Stated problem: In the listing below, locate the lines that hold "name" and copy them.

++++++++++++++++++++

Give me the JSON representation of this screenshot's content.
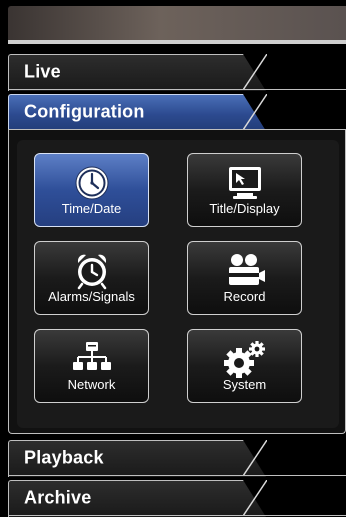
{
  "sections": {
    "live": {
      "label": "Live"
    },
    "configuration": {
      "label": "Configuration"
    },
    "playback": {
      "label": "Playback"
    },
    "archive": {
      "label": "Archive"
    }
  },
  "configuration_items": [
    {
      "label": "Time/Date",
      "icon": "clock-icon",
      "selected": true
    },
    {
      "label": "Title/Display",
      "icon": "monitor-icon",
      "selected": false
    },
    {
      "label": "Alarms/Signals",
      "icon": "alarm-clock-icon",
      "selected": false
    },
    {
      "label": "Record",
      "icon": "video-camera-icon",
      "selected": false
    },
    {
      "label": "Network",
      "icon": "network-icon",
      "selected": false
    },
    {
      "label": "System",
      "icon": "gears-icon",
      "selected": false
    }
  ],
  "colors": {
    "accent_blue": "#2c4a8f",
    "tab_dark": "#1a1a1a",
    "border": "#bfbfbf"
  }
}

++++++++++++++++++++

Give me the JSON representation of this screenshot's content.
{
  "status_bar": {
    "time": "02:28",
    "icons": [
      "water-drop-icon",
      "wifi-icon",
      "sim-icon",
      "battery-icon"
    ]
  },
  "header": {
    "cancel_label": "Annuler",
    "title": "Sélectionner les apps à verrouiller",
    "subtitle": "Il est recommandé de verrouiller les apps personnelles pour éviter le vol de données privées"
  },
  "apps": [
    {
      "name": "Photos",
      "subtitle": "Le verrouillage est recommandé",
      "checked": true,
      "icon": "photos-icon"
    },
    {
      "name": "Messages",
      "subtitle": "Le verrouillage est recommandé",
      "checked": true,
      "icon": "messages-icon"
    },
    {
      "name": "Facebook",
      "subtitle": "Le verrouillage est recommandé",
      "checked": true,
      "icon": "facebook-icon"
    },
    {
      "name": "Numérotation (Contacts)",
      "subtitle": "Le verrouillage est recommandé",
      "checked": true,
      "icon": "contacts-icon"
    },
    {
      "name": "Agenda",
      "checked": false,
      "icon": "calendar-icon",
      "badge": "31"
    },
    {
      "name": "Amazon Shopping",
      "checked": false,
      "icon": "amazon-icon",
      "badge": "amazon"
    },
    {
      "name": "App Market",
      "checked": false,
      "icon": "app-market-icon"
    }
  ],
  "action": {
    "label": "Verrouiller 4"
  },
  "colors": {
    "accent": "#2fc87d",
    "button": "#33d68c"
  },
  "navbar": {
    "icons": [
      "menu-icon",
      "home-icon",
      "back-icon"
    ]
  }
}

++++++++++++++++++++

Result for this exercise:
      "name": "Photos",
      "name": "Messages",
      "name": "Facebook",
      "name": "Numérotation (Contacts)",
      "name": "Agenda",
      "name": "Amazon Shopping",
      "name": "App Market",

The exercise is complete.